§ Description of the task:
Omit every picture, then give all the entries again exactly.

§ Exercise materials:
* * *

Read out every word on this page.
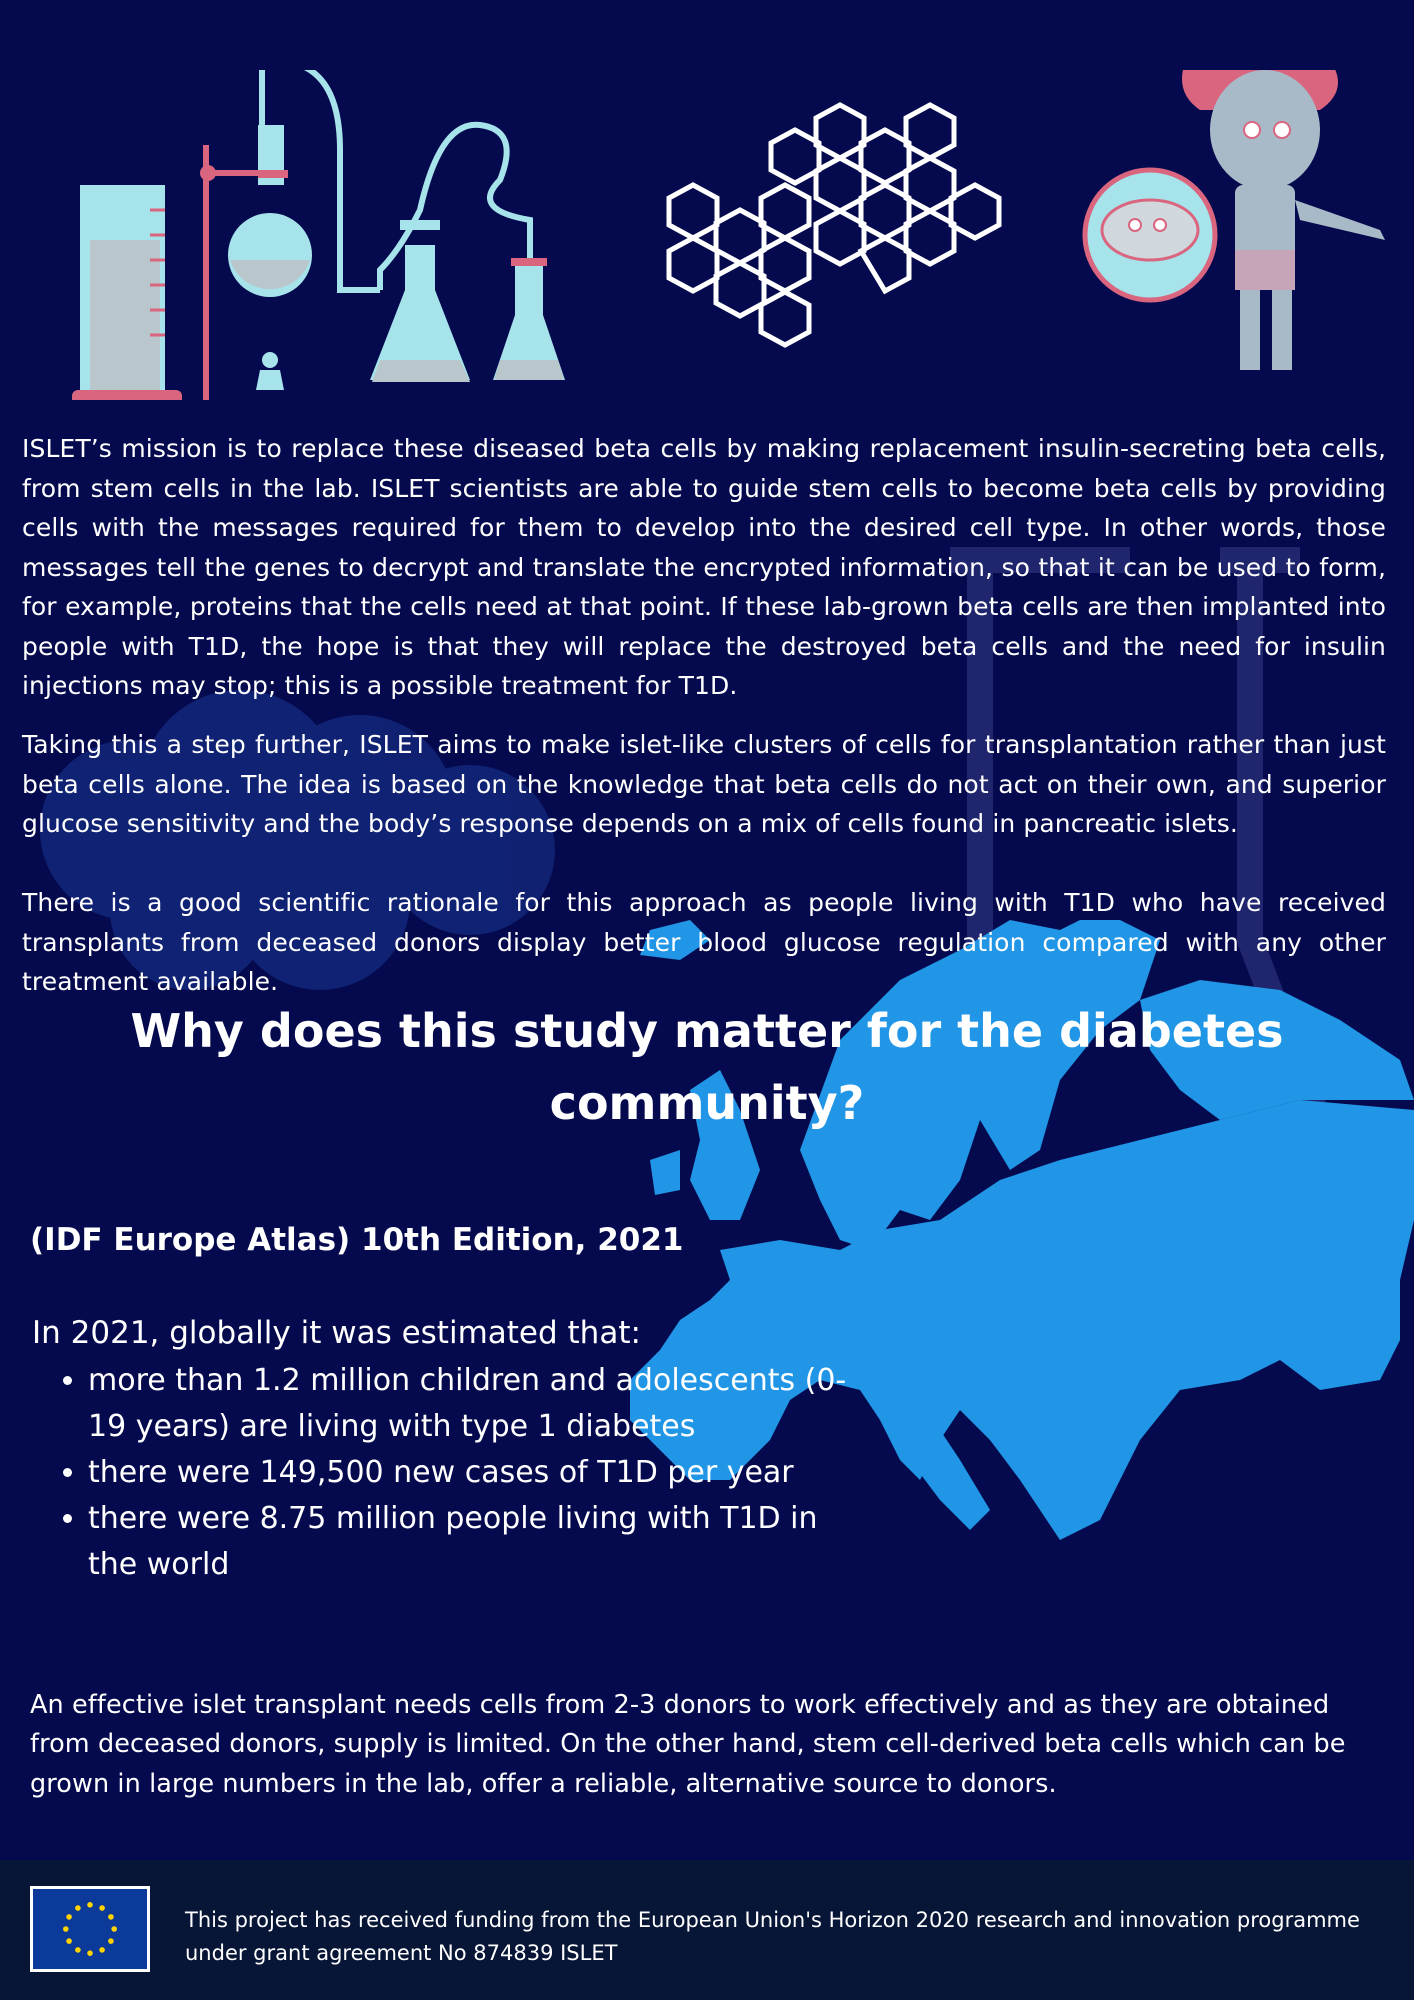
ISLET’s mission is to replace these diseased beta cells by making replacement insulin-secreting beta cells, from stem cells in the lab. ISLET scientists are able to guide stem cells to become beta cells by providing cells with the messages required for them to develop into the desired cell type. In other words, those messages tell the genes to decrypt and translate the encrypted information, so that it can be used to form, for example, proteins that the cells need at that point. If these lab-grown beta cells are then implanted into people with T1D, the hope is that they will replace the destroyed beta cells and the need for insulin injections may stop; this is a possible treatment for T1D.

Taking this a step further, ISLET aims to make islet-like clusters of cells for transplantation rather than just beta cells alone. The idea is based on the knowledge that beta cells do not act on their own, and superior glucose sensitivity and the body’s response depends on a mix of cells found in pancreatic islets.

There is a good scientific rationale for this approach as people living with T1D who have received transplants from deceased donors display better blood glucose regulation compared with any other treatment available.

Why does this study matter for the diabetes community?
(IDF Europe Atlas) 10th Edition, 2021
In 2021, globally it was estimated that:
• more than 1.2 million children and adolescents (0-19 years) are living with type 1 diabetes
• there were 149,500 new cases of T1D per year
• there were 8.75 million people living with T1D in the world

An effective islet transplant needs cells from 2-3 donors to work effectively and as they are obtained from deceased donors, supply is limited. On the other hand, stem cell-derived beta cells which can be grown in large numbers in the lab, offer a reliable, alternative source to donors.

This project has received funding from the European Union's Horizon 2020 research and innovation programme under grant agreement No 874839 ISLET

* * *

§ Response for this exercise:
Read out every word on this page.
ISLET’s mission is to replace these diseased beta cells by making replacement insulin-secreting beta cells, from stem cells in the lab. ISLET scientists are able to guide stem cells to become beta cells by providing cells with the messages required for them to develop into the desired cell type. In other words, those messages tell the genes to decrypt and translate the encrypted information, so that it can be used to form, for example, proteins that the cells need at that point. If these lab-grown beta cells are then implanted into people with T1D, the hope is that they will replace the destroyed beta cells and the need for insulin injections may stop; this is a possible treatment for T1D.

Taking this a step further, ISLET aims to make islet-like clusters of cells for transplantation rather than just beta cells alone. The idea is based on the knowledge that beta cells do not act on their own, and superior glucose sensitivity and the body’s response depends on a mix of cells found in pancreatic islets.

There is a good scientific rationale for this approach as people living with T1D who have received transplants from deceased donors display better blood glucose regulation compared with any other treatment available.

Why does this study matter for the diabetes community?
(IDF Europe Atlas) 10th Edition, 2021
In 2021, globally it was estimated that:
• more than 1.2 million children and adolescents (0-19 years) are living with type 1 diabetes
• there were 149,500 new cases of T1D per year
• there were 8.75 million people living with T1D in the world

An effective islet transplant needs cells from 2-3 donors to work effectively and as they are obtained from deceased donors, supply is limited. On the other hand, stem cell-derived beta cells which can be grown in large numbers in the lab, offer a reliable, alternative source to donors.

This project has received funding from the European Union's Horizon 2020 research and innovation programme under grant agreement No 874839 ISLET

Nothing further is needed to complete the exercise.